» Exercise task:
Reproduce the data exactly and drop any pictures it holds.

» Raw data:
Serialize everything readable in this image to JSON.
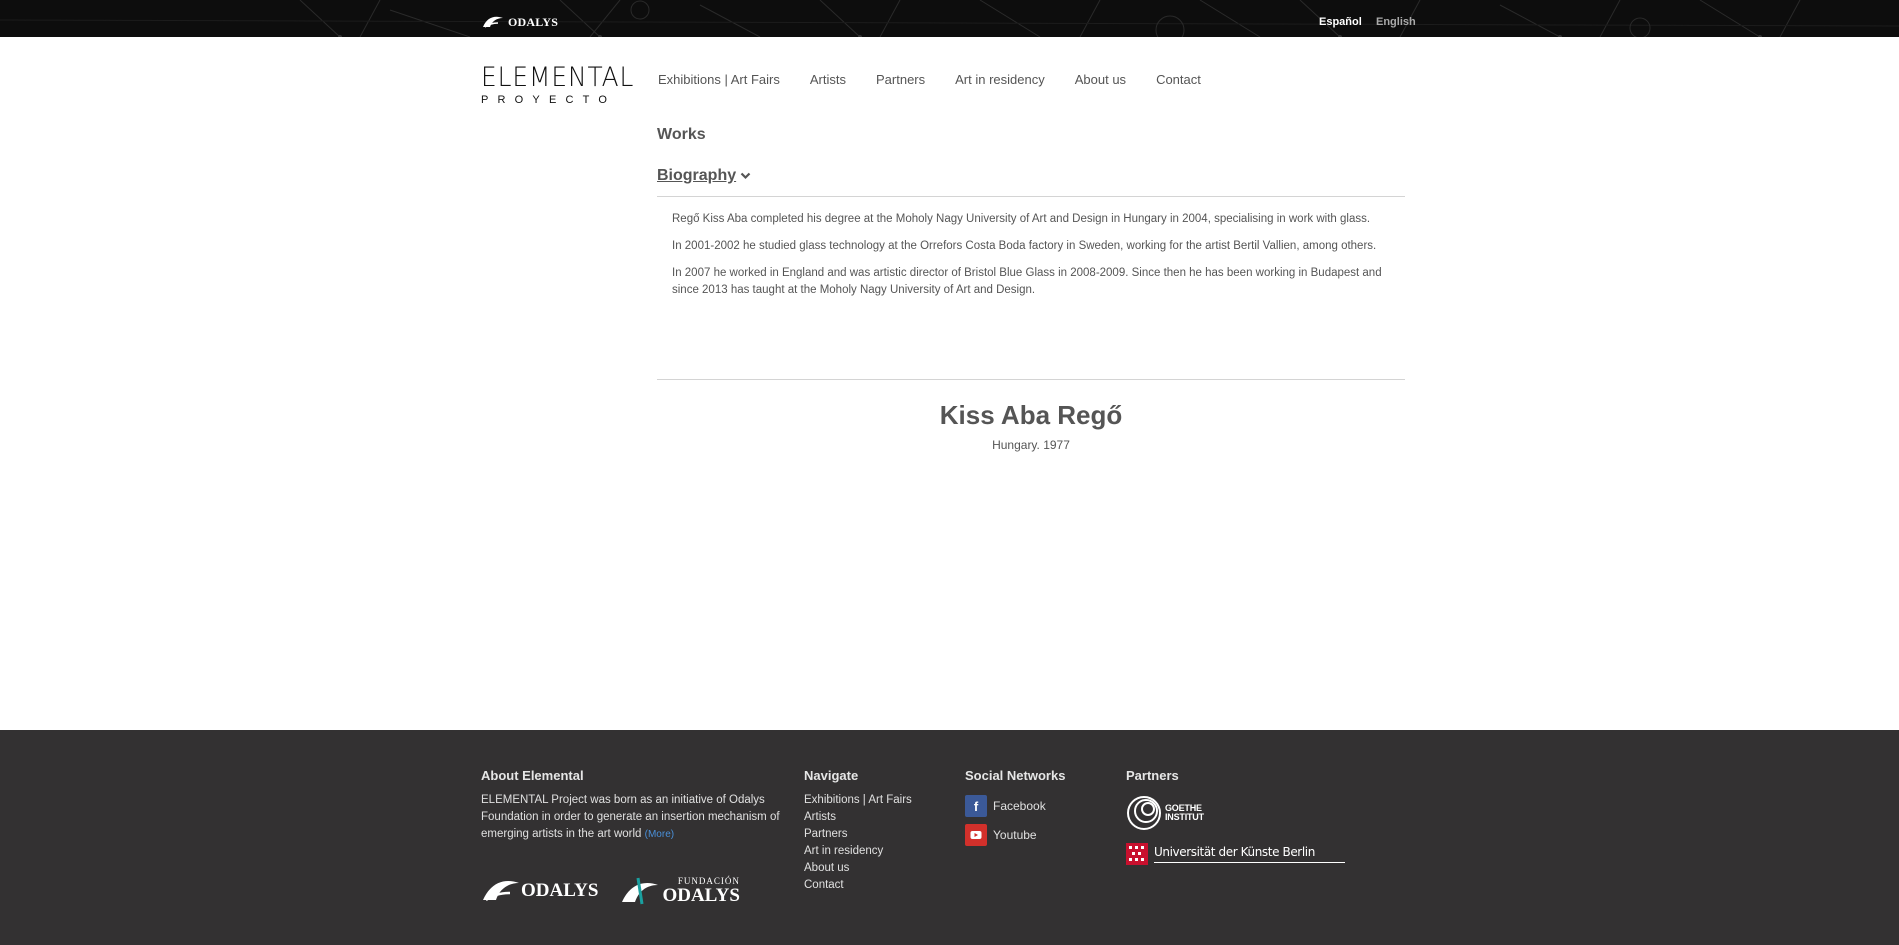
{
  "topbar": {
    "logo_text": "ODALYS",
    "languages": [
      "Español",
      "English"
    ],
    "active_language": "Español"
  },
  "header": {
    "brand_line1": "ELEMENTAL",
    "brand_line2": "PROYECTO",
    "nav": [
      "Exhibitions | Art Fairs",
      "Artists",
      "Partners",
      "Art in residency",
      "About us",
      "Contact"
    ]
  },
  "content": {
    "works_label": "Works",
    "biography_label": "Biography",
    "biography": [
      "Regő Kiss Aba completed his degree at the Moholy Nagy University of Art and Design in Hungary in 2004, specialising in work with glass.",
      "In 2001-2002 he studied glass technology at the Orrefors Costa Boda factory in Sweden, working for the artist Bertil Vallien, among others.",
      "In 2007 he worked in England and was artistic director of Bristol Blue Glass in 2008-2009. Since then he has been working in Budapest and since 2013 has taught at the Moholy Nagy University of Art and Design."
    ],
    "artist_name": "Kiss Aba Regő",
    "artist_origin": "Hungary. 1977"
  },
  "footer": {
    "about": {
      "title": "About Elemental",
      "text": "ELEMENTAL Project was born as an initiative of Odalys Foundation in order to generate an insertion mechanism of emerging artists in the art world",
      "more_label": "(More)"
    },
    "navigate": {
      "title": "Navigate",
      "items": [
        "Exhibitions | Art Fairs",
        "Artists",
        "Partners",
        "Art in residency",
        "About us",
        "Contact"
      ]
    },
    "social": {
      "title": "Social Networks",
      "items": [
        {
          "label": "Facebook",
          "icon": "facebook-icon"
        },
        {
          "label": "Youtube",
          "icon": "youtube-icon"
        }
      ]
    },
    "partners": {
      "title": "Partners",
      "goethe_line1": "GOETHE",
      "goethe_line2": "INSTITUT",
      "udk": "Universität der Künste Berlin"
    },
    "logos": {
      "odalys": "ODALYS",
      "fundacion_small": "FUNDACIÓN",
      "fundacion_big": "ODALYS"
    }
  },
  "colors": {
    "topbar_bg": "#0d0d0d",
    "footer_bg": "#333132",
    "link_blue": "#4a90d9",
    "facebook": "#3b5998",
    "youtube": "#d2302b"
  }
}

» Worked answer:
Serialize everything readable in this image to JSON.
{
  "topbar": {
    "logo_text": "ODALYS",
    "languages": [
      "Español",
      "English"
    ],
    "active_language": "Español"
  },
  "header": {
    "brand_line1": "ELEMENTAL",
    "brand_line2": "PROYECTO",
    "nav": [
      "Exhibitions | Art Fairs",
      "Artists",
      "Partners",
      "Art in residency",
      "About us",
      "Contact"
    ]
  },
  "content": {
    "works_label": "Works",
    "biography_label": "Biography",
    "biography": [
      "Regő Kiss Aba completed his degree at the Moholy Nagy University of Art and Design in Hungary in 2004, specialising in work with glass.",
      "In 2001-2002 he studied glass technology at the Orrefors Costa Boda factory in Sweden, working for the artist Bertil Vallien, among others.",
      "In 2007 he worked in England and was artistic director of Bristol Blue Glass in 2008-2009. Since then he has been working in Budapest and since 2013 has taught at the Moholy Nagy University of Art and Design."
    ],
    "artist_name": "Kiss Aba Regő",
    "artist_origin": "Hungary. 1977"
  },
  "footer": {
    "about": {
      "title": "About Elemental",
      "text": "ELEMENTAL Project was born as an initiative of Odalys Foundation in order to generate an insertion mechanism of emerging artists in the art world",
      "more_label": "(More)"
    },
    "navigate": {
      "title": "Navigate",
      "items": [
        "Exhibitions | Art Fairs",
        "Artists",
        "Partners",
        "Art in residency",
        "About us",
        "Contact"
      ]
    },
    "social": {
      "title": "Social Networks",
      "items": [
        {
          "label": "Facebook",
          "icon": "facebook-icon"
        },
        {
          "label": "Youtube",
          "icon": "youtube-icon"
        }
      ]
    },
    "partners": {
      "title": "Partners",
      "goethe_line1": "GOETHE",
      "goethe_line2": "INSTITUT",
      "udk": "Universität der Künste Berlin"
    },
    "logos": {
      "odalys": "ODALYS",
      "fundacion_small": "FUNDACIÓN",
      "fundacion_big": "ODALYS"
    }
  },
  "colors": {
    "topbar_bg": "#0d0d0d",
    "footer_bg": "#333132",
    "link_blue": "#4a90d9",
    "facebook": "#3b5998",
    "youtube": "#d2302b"
  }
}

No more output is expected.